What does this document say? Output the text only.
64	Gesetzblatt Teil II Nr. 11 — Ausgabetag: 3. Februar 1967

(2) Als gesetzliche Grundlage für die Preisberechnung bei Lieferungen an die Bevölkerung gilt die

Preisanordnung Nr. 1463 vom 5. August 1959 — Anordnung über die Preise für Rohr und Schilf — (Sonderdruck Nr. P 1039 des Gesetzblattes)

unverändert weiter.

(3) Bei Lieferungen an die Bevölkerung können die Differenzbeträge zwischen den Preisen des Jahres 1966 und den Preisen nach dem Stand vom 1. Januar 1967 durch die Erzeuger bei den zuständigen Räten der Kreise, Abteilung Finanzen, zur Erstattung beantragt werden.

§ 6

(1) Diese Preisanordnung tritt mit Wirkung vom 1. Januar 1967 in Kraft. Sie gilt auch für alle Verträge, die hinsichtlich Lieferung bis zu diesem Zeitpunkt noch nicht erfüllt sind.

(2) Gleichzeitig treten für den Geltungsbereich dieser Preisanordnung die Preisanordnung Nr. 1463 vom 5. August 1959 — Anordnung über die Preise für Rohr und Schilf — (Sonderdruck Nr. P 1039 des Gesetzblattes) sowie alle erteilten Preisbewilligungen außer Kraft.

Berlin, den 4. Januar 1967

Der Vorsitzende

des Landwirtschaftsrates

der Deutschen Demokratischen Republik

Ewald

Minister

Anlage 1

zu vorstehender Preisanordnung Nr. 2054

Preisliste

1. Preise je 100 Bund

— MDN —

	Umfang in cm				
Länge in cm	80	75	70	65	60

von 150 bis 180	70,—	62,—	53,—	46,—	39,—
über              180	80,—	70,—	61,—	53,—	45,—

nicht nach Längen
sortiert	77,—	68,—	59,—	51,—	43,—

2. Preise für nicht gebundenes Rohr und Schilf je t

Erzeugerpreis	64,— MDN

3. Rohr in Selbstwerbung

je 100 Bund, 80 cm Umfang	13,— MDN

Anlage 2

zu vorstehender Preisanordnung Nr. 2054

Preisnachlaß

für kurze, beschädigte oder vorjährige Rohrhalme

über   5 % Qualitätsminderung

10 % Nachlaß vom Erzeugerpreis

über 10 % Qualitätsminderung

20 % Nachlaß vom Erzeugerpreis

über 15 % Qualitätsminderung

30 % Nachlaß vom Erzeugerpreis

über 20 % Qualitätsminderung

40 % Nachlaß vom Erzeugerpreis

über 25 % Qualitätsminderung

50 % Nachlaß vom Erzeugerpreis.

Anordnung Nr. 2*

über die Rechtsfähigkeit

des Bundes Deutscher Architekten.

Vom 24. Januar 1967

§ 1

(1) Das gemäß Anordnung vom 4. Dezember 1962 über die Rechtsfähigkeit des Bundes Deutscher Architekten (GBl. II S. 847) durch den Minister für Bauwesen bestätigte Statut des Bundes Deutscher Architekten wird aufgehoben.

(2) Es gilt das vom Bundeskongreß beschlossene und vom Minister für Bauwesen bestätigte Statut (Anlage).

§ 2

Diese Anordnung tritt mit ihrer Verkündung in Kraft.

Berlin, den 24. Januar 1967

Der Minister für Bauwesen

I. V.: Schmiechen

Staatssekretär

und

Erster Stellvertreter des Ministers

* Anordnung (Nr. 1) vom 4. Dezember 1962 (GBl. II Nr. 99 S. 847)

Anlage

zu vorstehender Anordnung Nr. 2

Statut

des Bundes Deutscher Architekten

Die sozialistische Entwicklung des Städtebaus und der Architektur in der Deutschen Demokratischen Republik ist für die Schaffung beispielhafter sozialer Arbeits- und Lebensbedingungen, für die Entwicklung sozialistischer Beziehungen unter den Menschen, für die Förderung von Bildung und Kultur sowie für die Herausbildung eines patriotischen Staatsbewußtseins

[Task statement] Hand back the material above in full, exactly as written.

[Exercise output]
What does this document say? Output the text only.
64	Gesetzblatt Teil II Nr. 11 — Ausgabetag: 3. Februar 1967

(2) Als gesetzliche Grundlage für die Preisberechnung bei Lieferungen an die Bevölkerung gilt die

Preisanordnung Nr. 1463 vom 5. August 1959 — Anordnung über die Preise für Rohr und Schilf — (Sonderdruck Nr. P 1039 des Gesetzblattes)

unverändert weiter.

(3) Bei Lieferungen an die Bevölkerung können die Differenzbeträge zwischen den Preisen des Jahres 1966 und den Preisen nach dem Stand vom 1. Januar 1967 durch die Erzeuger bei den zuständigen Räten der Kreise, Abteilung Finanzen, zur Erstattung beantragt werden.

§ 6

(1) Diese Preisanordnung tritt mit Wirkung vom 1. Januar 1967 in Kraft. Sie gilt auch für alle Verträge, die hinsichtlich Lieferung bis zu diesem Zeitpunkt noch nicht erfüllt sind.

(2) Gleichzeitig treten für den Geltungsbereich dieser Preisanordnung die Preisanordnung Nr. 1463 vom 5. August 1959 — Anordnung über die Preise für Rohr und Schilf — (Sonderdruck Nr. P 1039 des Gesetzblattes) sowie alle erteilten Preisbewilligungen außer Kraft.

Berlin, den 4. Januar 1967

Der Vorsitzende

des Landwirtschaftsrates

der Deutschen Demokratischen Republik

Ewald

Minister

Anlage 1

zu vorstehender Preisanordnung Nr. 2054

Preisliste

1. Preise je 100 Bund

— MDN —

	Umfang in cm				
Länge in cm	80	75	70	65	60

von 150 bis 180	70,—	62,—	53,—	46,—	39,—
über              180	80,—	70,—	61,—	53,—	45,—

nicht nach Längen
sortiert	77,—	68,—	59,—	51,—	43,—

2. Preise für nicht gebundenes Rohr und Schilf je t

Erzeugerpreis	64,— MDN

3. Rohr in Selbstwerbung

je 100 Bund, 80 cm Umfang	13,— MDN

Anlage 2

zu vorstehender Preisanordnung Nr. 2054

Preisnachlaß

für kurze, beschädigte oder vorjährige Rohrhalme

über   5 % Qualitätsminderung

10 % Nachlaß vom Erzeugerpreis

über 10 % Qualitätsminderung

20 % Nachlaß vom Erzeugerpreis

über 15 % Qualitätsminderung

30 % Nachlaß vom Erzeugerpreis

über 20 % Qualitätsminderung

40 % Nachlaß vom Erzeugerpreis

über 25 % Qualitätsminderung

50 % Nachlaß vom Erzeugerpreis.

Anordnung Nr. 2*

über die Rechtsfähigkeit

des Bundes Deutscher Architekten.

Vom 24. Januar 1967

§ 1

(1) Das gemäß Anordnung vom 4. Dezember 1962 über die Rechtsfähigkeit des Bundes Deutscher Architekten (GBl. II S. 847) durch den Minister für Bauwesen bestätigte Statut des Bundes Deutscher Architekten wird aufgehoben.

(2) Es gilt das vom Bundeskongreß beschlossene und vom Minister für Bauwesen bestätigte Statut (Anlage).

§ 2

Diese Anordnung tritt mit ihrer Verkündung in Kraft.

Berlin, den 24. Januar 1967

Der Minister für Bauwesen

I. V.: Schmiechen

Staatssekretär

und

Erster Stellvertreter des Ministers

* Anordnung (Nr. 1) vom 4. Dezember 1962 (GBl. II Nr. 99 S. 847)

Anlage

zu vorstehender Anordnung Nr. 2

Statut

des Bundes Deutscher Architekten

Die sozialistische Entwicklung des Städtebaus und der Architektur in der Deutschen Demokratischen Republik ist für die Schaffung beispielhafter sozialer Arbeits- und Lebensbedingungen, für die Entwicklung sozialistischer Beziehungen unter den Menschen, für die Förderung von Bildung und Kultur sowie für die Herausbildung eines patriotischen Staatsbewußtseins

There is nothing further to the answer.